* Task brief: The records should be repeated word for word, pictures excluded.

* Extracted material:
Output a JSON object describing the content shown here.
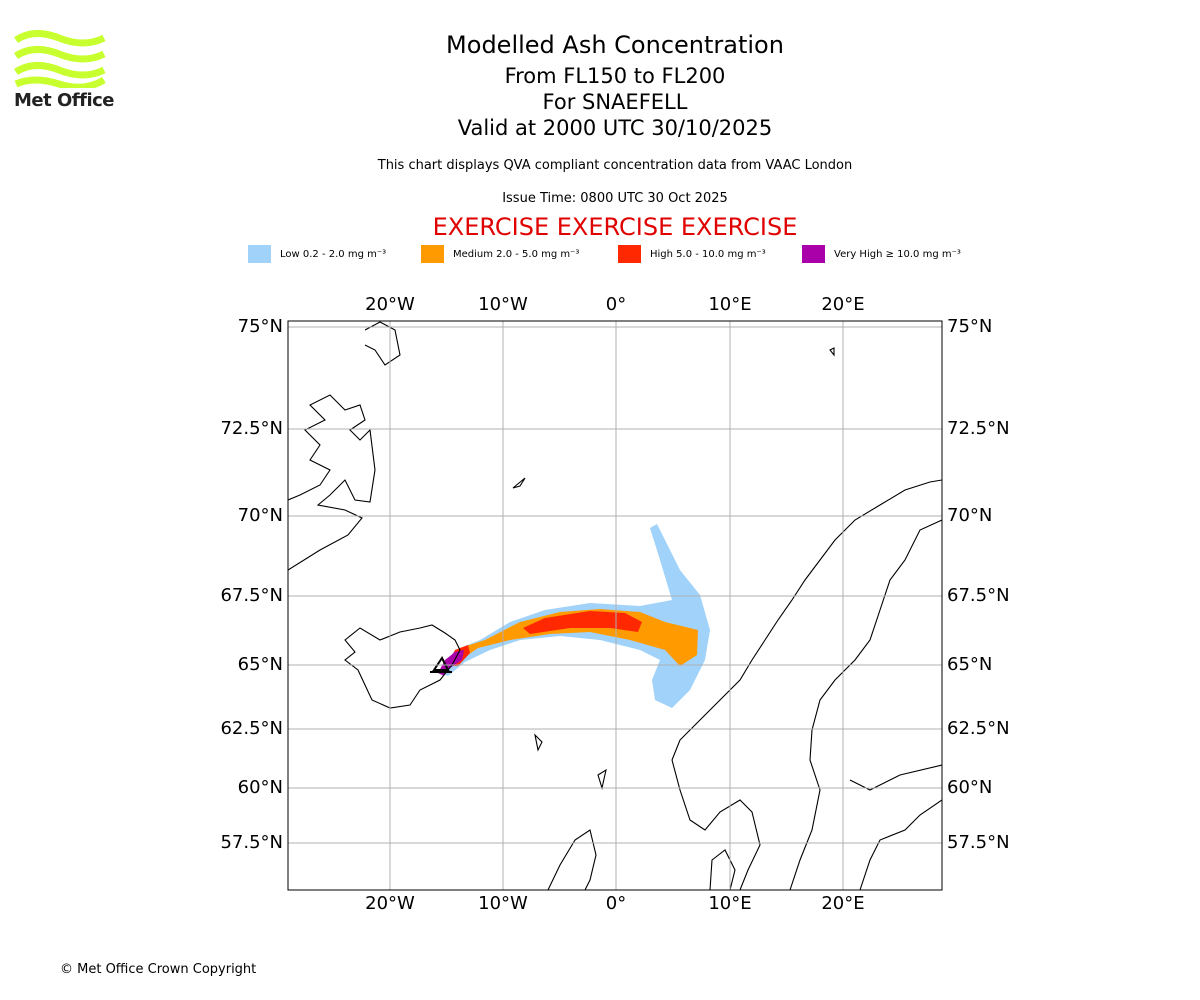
{
  "logo": {
    "text": "Met Office",
    "color": "#c8ff2e"
  },
  "title": {
    "line1": "Modelled Ash Concentration",
    "line2": "From FL150 to FL200",
    "line3": "For SNAEFELL",
    "line4": "Valid at 2000 UTC 30/10/2025"
  },
  "subtitle": "This chart displays QVA compliant concentration data from VAAC London",
  "issue_time": "Issue Time: 0800 UTC 30 Oct 2025",
  "exercise_banner": "EXERCISE EXERCISE EXERCISE",
  "legend": [
    {
      "label": "Low 0.2 - 2.0 mg m⁻³",
      "color": "#a0d2fa"
    },
    {
      "label": "Medium 2.0 - 5.0 mg m⁻³",
      "color": "#ff9a00"
    },
    {
      "label": "High 5.0 - 10.0 mg m⁻³",
      "color": "#ff2800"
    },
    {
      "label": "Very High ≥ 10.0 mg m⁻³",
      "color": "#aa00aa"
    }
  ],
  "map": {
    "lon_ticks": [
      "20°W",
      "10°W",
      "0°",
      "10°E",
      "20°E"
    ],
    "lat_ticks": [
      "75°N",
      "72.5°N",
      "70°N",
      "67.5°N",
      "65°N",
      "62.5°N",
      "60°N",
      "57.5°N"
    ],
    "gridlines": true,
    "volcano": "Snaefell"
  },
  "copyright": "© Met Office Crown Copyright"
}
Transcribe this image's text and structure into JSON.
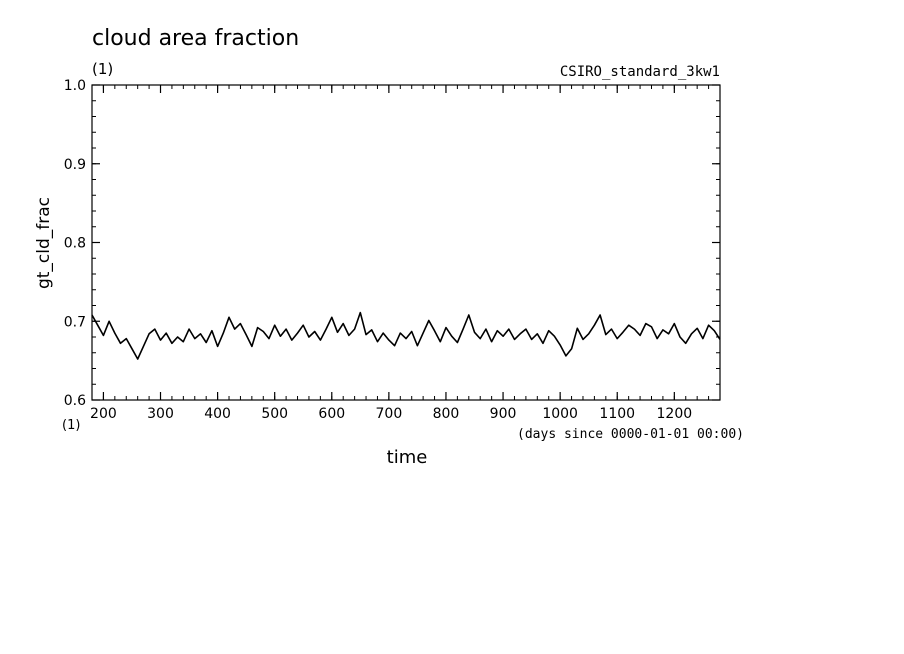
{
  "chart_data": {
    "type": "line",
    "title": "cloud area fraction",
    "units_label": "(1)",
    "dataset_label": "CSIRO_standard_3kw1",
    "ylabel": "gt_cld_frac",
    "xlabel": "time",
    "x_units_label": "(days since 0000-01-01 00:00)",
    "y_axis_units_label": "(1)",
    "xlim": [
      180,
      1280
    ],
    "ylim": [
      0.6,
      1.0
    ],
    "x_ticks": [
      200,
      300,
      400,
      500,
      600,
      700,
      800,
      900,
      1000,
      1100,
      1200
    ],
    "y_ticks": [
      "0.6",
      "0.7",
      "0.8",
      "0.9",
      "1.0"
    ],
    "x_minor_step": 20,
    "y_minor_step": 0.02,
    "grid": false,
    "series": [
      {
        "color": "#000000",
        "x": [
          180,
          190,
          200,
          210,
          220,
          230,
          240,
          250,
          260,
          270,
          280,
          290,
          300,
          310,
          320,
          330,
          340,
          350,
          360,
          370,
          380,
          390,
          400,
          410,
          420,
          430,
          440,
          450,
          460,
          470,
          480,
          490,
          500,
          510,
          520,
          530,
          540,
          550,
          560,
          570,
          580,
          590,
          600,
          610,
          620,
          630,
          640,
          650,
          660,
          670,
          680,
          690,
          700,
          710,
          720,
          730,
          740,
          750,
          760,
          770,
          780,
          790,
          800,
          810,
          820,
          830,
          840,
          850,
          860,
          870,
          880,
          890,
          900,
          910,
          920,
          930,
          940,
          950,
          960,
          970,
          980,
          990,
          1000,
          1010,
          1020,
          1030,
          1040,
          1050,
          1060,
          1070,
          1080,
          1090,
          1100,
          1110,
          1120,
          1130,
          1140,
          1150,
          1160,
          1170,
          1180,
          1190,
          1200,
          1210,
          1220,
          1230,
          1240,
          1250,
          1260,
          1270,
          1280
        ],
        "y": [
          0.708,
          0.695,
          0.682,
          0.7,
          0.685,
          0.672,
          0.678,
          0.665,
          0.652,
          0.668,
          0.684,
          0.69,
          0.676,
          0.685,
          0.672,
          0.68,
          0.674,
          0.69,
          0.678,
          0.684,
          0.673,
          0.688,
          0.668,
          0.685,
          0.705,
          0.69,
          0.697,
          0.683,
          0.668,
          0.692,
          0.687,
          0.678,
          0.695,
          0.681,
          0.69,
          0.676,
          0.685,
          0.695,
          0.68,
          0.687,
          0.676,
          0.69,
          0.705,
          0.686,
          0.697,
          0.682,
          0.69,
          0.711,
          0.683,
          0.689,
          0.674,
          0.685,
          0.676,
          0.669,
          0.685,
          0.678,
          0.687,
          0.669,
          0.685,
          0.701,
          0.688,
          0.674,
          0.692,
          0.681,
          0.673,
          0.69,
          0.708,
          0.686,
          0.678,
          0.69,
          0.674,
          0.688,
          0.681,
          0.69,
          0.677,
          0.684,
          0.69,
          0.677,
          0.684,
          0.672,
          0.688,
          0.681,
          0.67,
          0.656,
          0.665,
          0.691,
          0.677,
          0.684,
          0.695,
          0.708,
          0.683,
          0.69,
          0.678,
          0.686,
          0.695,
          0.69,
          0.682,
          0.697,
          0.693,
          0.678,
          0.689,
          0.684,
          0.697,
          0.68,
          0.672,
          0.684,
          0.691,
          0.678,
          0.695,
          0.688,
          0.677
        ]
      }
    ]
  }
}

* Correct response:
Output a JSON object describing the content shown here.
{
  "logo": {
    "text": "Met Office",
    "color": "#c8ff2e"
  },
  "title": {
    "line1": "Modelled Ash Concentration",
    "line2": "From FL150 to FL200",
    "line3": "For SNAEFELL",
    "line4": "Valid at 2000 UTC 30/10/2025"
  },
  "subtitle": "This chart displays QVA compliant concentration data from VAAC London",
  "issue_time": "Issue Time: 0800 UTC 30 Oct 2025",
  "exercise_banner": "EXERCISE EXERCISE EXERCISE",
  "legend": [
    {
      "label": "Low 0.2 - 2.0 mg m⁻³",
      "color": "#a0d2fa"
    },
    {
      "label": "Medium 2.0 - 5.0 mg m⁻³",
      "color": "#ff9a00"
    },
    {
      "label": "High 5.0 - 10.0 mg m⁻³",
      "color": "#ff2800"
    },
    {
      "label": "Very High ≥ 10.0 mg m⁻³",
      "color": "#aa00aa"
    }
  ],
  "map": {
    "lon_ticks": [
      "20°W",
      "10°W",
      "0°",
      "10°E",
      "20°E"
    ],
    "lat_ticks": [
      "75°N",
      "72.5°N",
      "70°N",
      "67.5°N",
      "65°N",
      "62.5°N",
      "60°N",
      "57.5°N"
    ],
    "gridlines": true,
    "volcano": "Snaefell"
  },
  "copyright": "© Met Office Crown Copyright"
}
Transcribe this image's text and structure into JSON.
{
  "chart_data": {
    "type": "line",
    "title": "cloud area fraction",
    "units_label": "(1)",
    "dataset_label": "CSIRO_standard_3kw1",
    "ylabel": "gt_cld_frac",
    "xlabel": "time",
    "x_units_label": "(days since 0000-01-01 00:00)",
    "y_axis_units_label": "(1)",
    "xlim": [
      180,
      1280
    ],
    "ylim": [
      0.6,
      1.0
    ],
    "x_ticks": [
      200,
      300,
      400,
      500,
      600,
      700,
      800,
      900,
      1000,
      1100,
      1200
    ],
    "y_ticks": [
      "0.6",
      "0.7",
      "0.8",
      "0.9",
      "1.0"
    ],
    "x_minor_step": 20,
    "y_minor_step": 0.02,
    "grid": false,
    "series": [
      {
        "color": "#000000",
        "x": [
          180,
          190,
          200,
          210,
          220,
          230,
          240,
          250,
          260,
          270,
          280,
          290,
          300,
          310,
          320,
          330,
          340,
          350,
          360,
          370,
          380,
          390,
          400,
          410,
          420,
          430,
          440,
          450,
          460,
          470,
          480,
          490,
          500,
          510,
          520,
          530,
          540,
          550,
          560,
          570,
          580,
          590,
          600,
          610,
          620,
          630,
          640,
          650,
          660,
          670,
          680,
          690,
          700,
          710,
          720,
          730,
          740,
          750,
          760,
          770,
          780,
          790,
          800,
          810,
          820,
          830,
          840,
          850,
          860,
          870,
          880,
          890,
          900,
          910,
          920,
          930,
          940,
          950,
          960,
          970,
          980,
          990,
          1000,
          1010,
          1020,
          1030,
          1040,
          1050,
          1060,
          1070,
          1080,
          1090,
          1100,
          1110,
          1120,
          1130,
          1140,
          1150,
          1160,
          1170,
          1180,
          1190,
          1200,
          1210,
          1220,
          1230,
          1240,
          1250,
          1260,
          1270,
          1280
        ],
        "y": [
          0.708,
          0.695,
          0.682,
          0.7,
          0.685,
          0.672,
          0.678,
          0.665,
          0.652,
          0.668,
          0.684,
          0.69,
          0.676,
          0.685,
          0.672,
          0.68,
          0.674,
          0.69,
          0.678,
          0.684,
          0.673,
          0.688,
          0.668,
          0.685,
          0.705,
          0.69,
          0.697,
          0.683,
          0.668,
          0.692,
          0.687,
          0.678,
          0.695,
          0.681,
          0.69,
          0.676,
          0.685,
          0.695,
          0.68,
          0.687,
          0.676,
          0.69,
          0.705,
          0.686,
          0.697,
          0.682,
          0.69,
          0.711,
          0.683,
          0.689,
          0.674,
          0.685,
          0.676,
          0.669,
          0.685,
          0.678,
          0.687,
          0.669,
          0.685,
          0.701,
          0.688,
          0.674,
          0.692,
          0.681,
          0.673,
          0.69,
          0.708,
          0.686,
          0.678,
          0.69,
          0.674,
          0.688,
          0.681,
          0.69,
          0.677,
          0.684,
          0.69,
          0.677,
          0.684,
          0.672,
          0.688,
          0.681,
          0.67,
          0.656,
          0.665,
          0.691,
          0.677,
          0.684,
          0.695,
          0.708,
          0.683,
          0.69,
          0.678,
          0.686,
          0.695,
          0.69,
          0.682,
          0.697,
          0.693,
          0.678,
          0.689,
          0.684,
          0.697,
          0.68,
          0.672,
          0.684,
          0.691,
          0.678,
          0.695,
          0.688,
          0.677
        ]
      }
    ]
  }
}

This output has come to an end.